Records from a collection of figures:
________
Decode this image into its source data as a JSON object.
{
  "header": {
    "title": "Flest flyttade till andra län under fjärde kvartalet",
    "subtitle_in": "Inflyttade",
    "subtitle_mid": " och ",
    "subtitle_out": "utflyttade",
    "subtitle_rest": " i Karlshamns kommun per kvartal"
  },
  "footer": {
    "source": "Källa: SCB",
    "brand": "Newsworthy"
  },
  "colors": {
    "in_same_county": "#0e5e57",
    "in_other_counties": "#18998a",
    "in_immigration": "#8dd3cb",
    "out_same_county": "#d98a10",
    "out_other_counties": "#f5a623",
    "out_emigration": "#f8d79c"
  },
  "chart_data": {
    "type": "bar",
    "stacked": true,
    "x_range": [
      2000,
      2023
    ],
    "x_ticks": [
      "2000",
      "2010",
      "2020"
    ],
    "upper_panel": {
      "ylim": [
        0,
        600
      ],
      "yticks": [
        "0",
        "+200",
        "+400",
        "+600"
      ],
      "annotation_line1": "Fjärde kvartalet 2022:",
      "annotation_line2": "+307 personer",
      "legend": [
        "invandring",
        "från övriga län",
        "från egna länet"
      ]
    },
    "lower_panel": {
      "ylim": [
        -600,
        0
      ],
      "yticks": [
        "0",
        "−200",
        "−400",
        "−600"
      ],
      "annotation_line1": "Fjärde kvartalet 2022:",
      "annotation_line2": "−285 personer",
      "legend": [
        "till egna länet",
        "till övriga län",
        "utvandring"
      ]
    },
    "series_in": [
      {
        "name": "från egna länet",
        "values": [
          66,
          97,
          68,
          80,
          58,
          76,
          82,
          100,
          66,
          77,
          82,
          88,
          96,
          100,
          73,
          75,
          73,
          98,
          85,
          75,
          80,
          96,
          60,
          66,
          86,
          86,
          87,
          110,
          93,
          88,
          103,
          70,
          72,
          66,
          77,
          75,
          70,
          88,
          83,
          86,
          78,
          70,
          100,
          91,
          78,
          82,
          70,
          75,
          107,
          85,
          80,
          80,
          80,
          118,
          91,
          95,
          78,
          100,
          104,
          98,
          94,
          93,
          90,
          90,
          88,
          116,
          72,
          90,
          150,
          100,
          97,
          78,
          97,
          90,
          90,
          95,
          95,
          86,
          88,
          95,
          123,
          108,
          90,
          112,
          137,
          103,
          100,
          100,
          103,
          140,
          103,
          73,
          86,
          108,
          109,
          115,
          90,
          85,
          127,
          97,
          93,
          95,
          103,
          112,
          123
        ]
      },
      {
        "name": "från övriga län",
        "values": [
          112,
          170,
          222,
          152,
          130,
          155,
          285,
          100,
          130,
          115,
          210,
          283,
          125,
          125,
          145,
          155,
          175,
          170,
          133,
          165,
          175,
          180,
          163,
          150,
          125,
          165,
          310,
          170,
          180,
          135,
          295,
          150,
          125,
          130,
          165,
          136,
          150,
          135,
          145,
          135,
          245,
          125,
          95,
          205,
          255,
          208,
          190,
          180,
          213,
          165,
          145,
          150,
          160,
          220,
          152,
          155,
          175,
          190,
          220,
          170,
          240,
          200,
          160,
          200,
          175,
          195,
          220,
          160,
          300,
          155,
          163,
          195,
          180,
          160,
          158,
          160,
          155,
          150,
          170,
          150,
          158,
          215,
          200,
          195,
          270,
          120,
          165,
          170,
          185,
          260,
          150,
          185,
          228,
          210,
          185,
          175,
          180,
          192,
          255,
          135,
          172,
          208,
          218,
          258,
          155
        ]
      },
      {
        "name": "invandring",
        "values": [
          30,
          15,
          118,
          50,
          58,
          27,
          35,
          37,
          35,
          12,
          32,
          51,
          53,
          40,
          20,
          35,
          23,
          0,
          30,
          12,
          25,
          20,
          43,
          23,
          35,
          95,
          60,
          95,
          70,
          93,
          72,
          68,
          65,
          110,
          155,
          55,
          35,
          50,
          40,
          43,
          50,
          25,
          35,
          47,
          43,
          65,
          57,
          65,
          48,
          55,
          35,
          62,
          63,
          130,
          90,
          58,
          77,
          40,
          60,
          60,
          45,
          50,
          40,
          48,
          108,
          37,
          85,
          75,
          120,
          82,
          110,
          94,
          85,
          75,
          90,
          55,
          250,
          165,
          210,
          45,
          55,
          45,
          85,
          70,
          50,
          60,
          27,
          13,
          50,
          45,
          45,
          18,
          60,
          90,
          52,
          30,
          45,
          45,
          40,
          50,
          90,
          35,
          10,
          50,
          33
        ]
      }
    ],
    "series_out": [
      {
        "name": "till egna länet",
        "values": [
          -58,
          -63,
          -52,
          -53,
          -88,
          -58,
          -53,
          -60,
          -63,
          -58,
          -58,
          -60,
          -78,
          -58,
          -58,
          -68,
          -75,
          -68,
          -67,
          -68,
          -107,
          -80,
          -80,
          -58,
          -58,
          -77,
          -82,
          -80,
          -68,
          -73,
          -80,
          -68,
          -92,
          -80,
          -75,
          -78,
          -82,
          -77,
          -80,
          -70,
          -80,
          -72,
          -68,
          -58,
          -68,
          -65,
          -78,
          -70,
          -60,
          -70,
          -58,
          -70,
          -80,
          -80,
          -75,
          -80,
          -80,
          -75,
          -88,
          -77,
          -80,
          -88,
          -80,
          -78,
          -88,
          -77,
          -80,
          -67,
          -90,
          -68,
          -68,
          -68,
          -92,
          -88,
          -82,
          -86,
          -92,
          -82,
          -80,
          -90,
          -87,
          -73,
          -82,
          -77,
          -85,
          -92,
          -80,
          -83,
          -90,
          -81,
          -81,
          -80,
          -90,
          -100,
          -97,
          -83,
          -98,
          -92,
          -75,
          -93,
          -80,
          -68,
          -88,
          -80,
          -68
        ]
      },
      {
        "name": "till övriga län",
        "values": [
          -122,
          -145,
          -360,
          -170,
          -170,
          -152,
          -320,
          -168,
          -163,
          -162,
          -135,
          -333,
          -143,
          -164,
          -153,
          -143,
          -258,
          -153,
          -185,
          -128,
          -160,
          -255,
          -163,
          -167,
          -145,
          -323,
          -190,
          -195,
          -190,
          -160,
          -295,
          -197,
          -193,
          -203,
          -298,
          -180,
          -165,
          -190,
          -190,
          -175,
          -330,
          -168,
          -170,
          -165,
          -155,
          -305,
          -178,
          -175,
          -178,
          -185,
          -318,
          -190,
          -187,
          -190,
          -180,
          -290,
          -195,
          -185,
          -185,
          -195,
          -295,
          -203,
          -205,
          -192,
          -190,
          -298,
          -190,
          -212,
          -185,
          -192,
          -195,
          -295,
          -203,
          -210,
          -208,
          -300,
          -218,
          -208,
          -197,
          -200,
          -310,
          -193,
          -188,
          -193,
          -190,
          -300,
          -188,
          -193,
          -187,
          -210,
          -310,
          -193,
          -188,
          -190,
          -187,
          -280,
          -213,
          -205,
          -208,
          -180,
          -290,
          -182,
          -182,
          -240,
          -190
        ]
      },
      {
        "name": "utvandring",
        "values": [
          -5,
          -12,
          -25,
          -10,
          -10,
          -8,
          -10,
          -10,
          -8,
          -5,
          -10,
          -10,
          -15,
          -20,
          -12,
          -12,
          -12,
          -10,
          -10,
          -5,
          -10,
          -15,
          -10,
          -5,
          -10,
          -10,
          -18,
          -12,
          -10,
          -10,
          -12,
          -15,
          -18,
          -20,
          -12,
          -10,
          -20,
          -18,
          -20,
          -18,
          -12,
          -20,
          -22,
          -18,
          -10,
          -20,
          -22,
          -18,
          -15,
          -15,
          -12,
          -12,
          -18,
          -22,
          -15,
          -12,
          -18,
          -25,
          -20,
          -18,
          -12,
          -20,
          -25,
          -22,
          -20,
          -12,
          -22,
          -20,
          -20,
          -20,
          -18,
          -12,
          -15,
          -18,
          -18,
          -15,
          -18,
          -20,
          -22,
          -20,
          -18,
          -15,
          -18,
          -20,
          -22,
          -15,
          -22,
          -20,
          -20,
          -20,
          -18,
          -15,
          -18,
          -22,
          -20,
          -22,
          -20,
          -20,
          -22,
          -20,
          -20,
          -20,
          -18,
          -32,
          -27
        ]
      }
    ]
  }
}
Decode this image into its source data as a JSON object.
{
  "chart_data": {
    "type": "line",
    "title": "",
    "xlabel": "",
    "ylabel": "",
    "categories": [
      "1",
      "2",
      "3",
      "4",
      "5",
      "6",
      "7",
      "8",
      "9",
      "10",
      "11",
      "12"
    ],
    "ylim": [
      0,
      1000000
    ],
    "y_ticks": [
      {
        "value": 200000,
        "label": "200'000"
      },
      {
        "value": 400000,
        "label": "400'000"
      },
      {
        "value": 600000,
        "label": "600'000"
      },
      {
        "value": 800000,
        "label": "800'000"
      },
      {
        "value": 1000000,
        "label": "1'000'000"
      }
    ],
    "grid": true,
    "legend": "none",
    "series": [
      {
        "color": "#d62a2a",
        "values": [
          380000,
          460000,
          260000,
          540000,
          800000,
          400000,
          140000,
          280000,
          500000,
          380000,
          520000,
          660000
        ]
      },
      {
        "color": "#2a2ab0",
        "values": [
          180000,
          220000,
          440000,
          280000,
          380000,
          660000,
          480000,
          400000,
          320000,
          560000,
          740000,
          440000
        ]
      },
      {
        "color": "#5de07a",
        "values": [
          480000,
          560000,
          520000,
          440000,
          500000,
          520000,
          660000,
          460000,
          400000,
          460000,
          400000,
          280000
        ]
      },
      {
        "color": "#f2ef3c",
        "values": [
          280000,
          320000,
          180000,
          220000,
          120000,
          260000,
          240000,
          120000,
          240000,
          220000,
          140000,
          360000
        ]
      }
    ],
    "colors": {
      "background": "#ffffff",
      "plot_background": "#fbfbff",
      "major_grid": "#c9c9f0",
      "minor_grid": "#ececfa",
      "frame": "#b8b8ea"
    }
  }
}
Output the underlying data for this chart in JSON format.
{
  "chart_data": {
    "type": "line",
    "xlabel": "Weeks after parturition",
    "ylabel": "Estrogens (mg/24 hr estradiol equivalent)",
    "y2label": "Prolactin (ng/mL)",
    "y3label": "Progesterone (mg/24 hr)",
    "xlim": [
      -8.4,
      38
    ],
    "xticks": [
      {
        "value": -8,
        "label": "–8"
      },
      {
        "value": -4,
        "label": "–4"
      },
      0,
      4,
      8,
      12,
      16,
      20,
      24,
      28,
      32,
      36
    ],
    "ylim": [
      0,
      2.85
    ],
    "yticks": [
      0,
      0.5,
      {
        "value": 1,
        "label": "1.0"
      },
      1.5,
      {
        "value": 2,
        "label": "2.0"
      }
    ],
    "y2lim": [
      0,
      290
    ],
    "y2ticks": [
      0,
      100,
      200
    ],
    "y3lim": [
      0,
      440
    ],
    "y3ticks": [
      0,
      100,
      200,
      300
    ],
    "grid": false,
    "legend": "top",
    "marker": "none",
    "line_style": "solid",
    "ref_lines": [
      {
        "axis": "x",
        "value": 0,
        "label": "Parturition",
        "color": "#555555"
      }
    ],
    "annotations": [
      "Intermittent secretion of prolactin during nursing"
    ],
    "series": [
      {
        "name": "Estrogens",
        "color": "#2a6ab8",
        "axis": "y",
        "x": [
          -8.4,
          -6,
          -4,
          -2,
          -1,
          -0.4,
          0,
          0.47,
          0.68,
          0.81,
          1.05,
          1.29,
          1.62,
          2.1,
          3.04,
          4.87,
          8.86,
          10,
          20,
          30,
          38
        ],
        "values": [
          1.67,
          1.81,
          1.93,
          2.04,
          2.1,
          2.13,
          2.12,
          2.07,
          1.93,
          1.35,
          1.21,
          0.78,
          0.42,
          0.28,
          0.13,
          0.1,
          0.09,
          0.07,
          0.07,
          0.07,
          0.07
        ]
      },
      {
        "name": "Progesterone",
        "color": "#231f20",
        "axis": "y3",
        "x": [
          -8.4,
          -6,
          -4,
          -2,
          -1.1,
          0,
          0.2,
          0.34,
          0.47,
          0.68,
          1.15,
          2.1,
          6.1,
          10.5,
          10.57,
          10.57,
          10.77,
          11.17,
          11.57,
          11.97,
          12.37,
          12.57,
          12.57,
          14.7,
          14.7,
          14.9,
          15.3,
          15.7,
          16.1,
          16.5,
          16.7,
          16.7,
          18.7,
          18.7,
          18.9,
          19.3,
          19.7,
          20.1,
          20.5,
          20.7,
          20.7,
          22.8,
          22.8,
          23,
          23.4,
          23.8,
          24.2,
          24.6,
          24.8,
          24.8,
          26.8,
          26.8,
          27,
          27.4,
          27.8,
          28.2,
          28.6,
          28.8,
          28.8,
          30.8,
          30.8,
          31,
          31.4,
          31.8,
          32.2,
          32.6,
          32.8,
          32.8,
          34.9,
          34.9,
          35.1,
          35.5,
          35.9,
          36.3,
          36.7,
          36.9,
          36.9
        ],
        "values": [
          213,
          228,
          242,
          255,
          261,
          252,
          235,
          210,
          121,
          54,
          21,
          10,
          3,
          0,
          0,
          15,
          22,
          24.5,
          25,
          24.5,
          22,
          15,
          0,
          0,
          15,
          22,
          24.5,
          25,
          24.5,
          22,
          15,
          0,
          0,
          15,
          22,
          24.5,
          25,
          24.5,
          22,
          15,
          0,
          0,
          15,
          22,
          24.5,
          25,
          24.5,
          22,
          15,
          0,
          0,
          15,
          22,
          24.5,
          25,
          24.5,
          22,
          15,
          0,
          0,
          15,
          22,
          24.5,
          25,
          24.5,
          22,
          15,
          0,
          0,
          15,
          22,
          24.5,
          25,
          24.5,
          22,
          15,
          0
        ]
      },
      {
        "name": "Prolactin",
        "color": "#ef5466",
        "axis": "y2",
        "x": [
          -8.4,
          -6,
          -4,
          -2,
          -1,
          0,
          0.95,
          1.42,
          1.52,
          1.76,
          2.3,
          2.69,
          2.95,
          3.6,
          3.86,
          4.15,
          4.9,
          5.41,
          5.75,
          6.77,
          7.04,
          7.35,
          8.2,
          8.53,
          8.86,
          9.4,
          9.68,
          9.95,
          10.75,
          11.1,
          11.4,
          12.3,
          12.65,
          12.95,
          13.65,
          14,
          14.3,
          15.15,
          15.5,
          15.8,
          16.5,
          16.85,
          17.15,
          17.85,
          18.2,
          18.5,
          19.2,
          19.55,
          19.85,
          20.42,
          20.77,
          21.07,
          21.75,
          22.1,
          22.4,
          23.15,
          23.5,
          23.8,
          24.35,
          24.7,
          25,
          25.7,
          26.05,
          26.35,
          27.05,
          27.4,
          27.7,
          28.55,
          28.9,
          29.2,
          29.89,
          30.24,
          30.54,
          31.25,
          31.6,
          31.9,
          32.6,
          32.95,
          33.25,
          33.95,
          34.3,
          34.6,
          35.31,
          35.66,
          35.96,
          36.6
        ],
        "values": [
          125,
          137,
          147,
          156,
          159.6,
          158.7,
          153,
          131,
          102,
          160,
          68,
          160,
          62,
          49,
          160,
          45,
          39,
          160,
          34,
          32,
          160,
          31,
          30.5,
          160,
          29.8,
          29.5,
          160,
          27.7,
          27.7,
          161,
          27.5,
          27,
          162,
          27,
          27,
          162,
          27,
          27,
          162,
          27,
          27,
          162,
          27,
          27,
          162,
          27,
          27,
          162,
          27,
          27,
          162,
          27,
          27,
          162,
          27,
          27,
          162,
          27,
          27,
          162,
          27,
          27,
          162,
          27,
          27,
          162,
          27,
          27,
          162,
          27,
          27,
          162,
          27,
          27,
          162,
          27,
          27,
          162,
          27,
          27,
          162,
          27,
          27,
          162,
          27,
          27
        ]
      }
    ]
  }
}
________
■ What to work on:
Count every line of the material above that holds the string "ylabel", then state only the total.

■ Finished answer:
2